SELECTED EXTRACT>
+-------+

From: Ethan Gardener
Subject: Re: Cross compiling
Date: Mon, 01 Mar 2021 19:32:03 +0000
User-agent: Cyrus-JMAP/3.5.0-alpha0-206-g078a48fda5-fm-20210226.001-g078a48fd

On Sun, Feb 28, 2021, at 6:31 PM, Anton Ertl wrote:
> 
> Assembly language is not a particularly nice way of writing Forth
> code, though (and most of a Forth system is written in Forth); OTOH,
> it saves you from having to work out Forth cross-compiling if you want
> to bootstrap yourself from Forth.  There are three well-known
> implementations distributed in assembly language: fig-Forth, Ting's
> version of eForth, and JonesForth.  eForth was first developed in
> Forth using a cross-compiler and only translated to assembly by Ting.
> AFAIK the story for fig-Forth is similar; I don't know about
> JonesForth.

JonesForth author credited another Forth as helping him understand how to do 
it, but didn't say it was a direct translation. jonesforth.f is shorter than 
jonesforth.S, but so much of both files are comments, it's hard to compare the 
code sizes. (87% of jonesforth.S is comments, but my regexps fail me on 
jonesforth.f. I should write some Forth to parse it, but old habbits die hard.)

+-------+

Source records

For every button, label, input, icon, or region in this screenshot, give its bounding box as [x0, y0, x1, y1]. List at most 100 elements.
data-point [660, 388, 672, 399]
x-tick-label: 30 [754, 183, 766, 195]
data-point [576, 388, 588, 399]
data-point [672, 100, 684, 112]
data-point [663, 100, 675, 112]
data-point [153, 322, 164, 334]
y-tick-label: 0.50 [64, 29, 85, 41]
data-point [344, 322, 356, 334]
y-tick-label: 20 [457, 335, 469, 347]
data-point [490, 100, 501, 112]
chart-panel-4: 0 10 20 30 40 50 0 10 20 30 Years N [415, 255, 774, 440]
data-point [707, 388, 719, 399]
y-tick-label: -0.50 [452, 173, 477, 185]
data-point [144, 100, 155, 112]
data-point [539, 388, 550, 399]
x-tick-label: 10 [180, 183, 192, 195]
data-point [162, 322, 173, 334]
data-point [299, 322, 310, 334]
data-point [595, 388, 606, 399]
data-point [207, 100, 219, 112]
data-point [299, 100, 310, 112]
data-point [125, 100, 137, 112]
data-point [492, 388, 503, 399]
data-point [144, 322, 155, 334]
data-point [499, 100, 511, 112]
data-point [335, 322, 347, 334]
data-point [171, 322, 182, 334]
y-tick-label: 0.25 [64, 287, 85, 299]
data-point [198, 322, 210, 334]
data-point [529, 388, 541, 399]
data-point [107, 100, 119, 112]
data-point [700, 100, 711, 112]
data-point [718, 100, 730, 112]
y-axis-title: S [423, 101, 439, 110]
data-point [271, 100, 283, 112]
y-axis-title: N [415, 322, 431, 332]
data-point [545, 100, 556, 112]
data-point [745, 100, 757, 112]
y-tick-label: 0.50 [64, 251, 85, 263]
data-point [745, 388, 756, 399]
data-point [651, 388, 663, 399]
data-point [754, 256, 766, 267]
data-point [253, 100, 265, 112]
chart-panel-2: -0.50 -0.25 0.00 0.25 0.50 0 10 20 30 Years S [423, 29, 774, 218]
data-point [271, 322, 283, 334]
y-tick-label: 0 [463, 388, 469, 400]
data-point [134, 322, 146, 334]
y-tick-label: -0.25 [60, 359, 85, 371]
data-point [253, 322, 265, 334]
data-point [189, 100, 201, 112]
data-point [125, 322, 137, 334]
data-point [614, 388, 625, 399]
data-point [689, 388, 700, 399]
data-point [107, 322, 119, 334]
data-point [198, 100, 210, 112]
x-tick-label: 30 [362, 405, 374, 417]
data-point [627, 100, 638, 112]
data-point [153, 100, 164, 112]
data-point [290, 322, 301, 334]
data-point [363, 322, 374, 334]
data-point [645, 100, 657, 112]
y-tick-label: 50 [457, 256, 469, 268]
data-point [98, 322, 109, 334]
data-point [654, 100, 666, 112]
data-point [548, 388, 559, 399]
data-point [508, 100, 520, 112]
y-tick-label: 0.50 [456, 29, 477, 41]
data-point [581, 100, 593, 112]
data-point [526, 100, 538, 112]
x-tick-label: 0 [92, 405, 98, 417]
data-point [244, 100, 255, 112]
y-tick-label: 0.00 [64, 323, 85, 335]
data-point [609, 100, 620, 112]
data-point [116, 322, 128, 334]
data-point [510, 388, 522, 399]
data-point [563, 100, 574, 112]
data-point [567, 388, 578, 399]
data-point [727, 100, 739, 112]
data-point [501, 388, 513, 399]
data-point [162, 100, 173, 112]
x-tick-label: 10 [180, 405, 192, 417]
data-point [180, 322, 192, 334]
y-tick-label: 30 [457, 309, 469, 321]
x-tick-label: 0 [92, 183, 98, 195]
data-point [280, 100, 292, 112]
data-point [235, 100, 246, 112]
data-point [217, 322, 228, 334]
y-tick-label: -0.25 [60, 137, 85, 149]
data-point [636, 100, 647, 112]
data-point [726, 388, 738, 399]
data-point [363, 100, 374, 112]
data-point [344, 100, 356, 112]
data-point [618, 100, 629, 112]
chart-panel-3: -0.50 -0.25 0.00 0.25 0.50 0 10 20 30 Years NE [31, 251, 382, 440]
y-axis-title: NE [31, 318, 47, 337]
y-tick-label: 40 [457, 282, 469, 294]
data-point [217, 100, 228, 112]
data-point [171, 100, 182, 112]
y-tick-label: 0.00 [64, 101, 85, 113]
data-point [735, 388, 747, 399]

+-------+

EXERCISE PROMPT>
In the message on cross compiling, begin at the words "From: Ethan Gardener" and stop after "assembly by Ting.". Reproduce that passage, replacing "eForth" with "hForth" wherever it occurs.

EXERCISE OUTPUT>
From: Ethan Gardener
Subject: Re: Cross compiling
Date: Mon, 01 Mar 2021 19:32:03 +0000
User-agent: Cyrus-JMAP/3.5.0-alpha0-206-g078a48fda5-fm-20210226.001-g078a48fd

On Sun, Feb 28, 2021, at 6:31 PM, Anton Ertl wrote:
> 
> Assembly language is not a particularly nice way of writing Forth
> code, though (and most of a Forth system is written in Forth); OTOH,
> it saves you from having to work out Forth cross-compiling if you want
> to bootstrap yourself from Forth.  There are three well-known
> implementations distributed in assembly language: fig-Forth, Ting's
> version of hForth, and JonesForth.  hForth was first developed in
> Forth using a cross-compiler and only translated to assembly by Ting.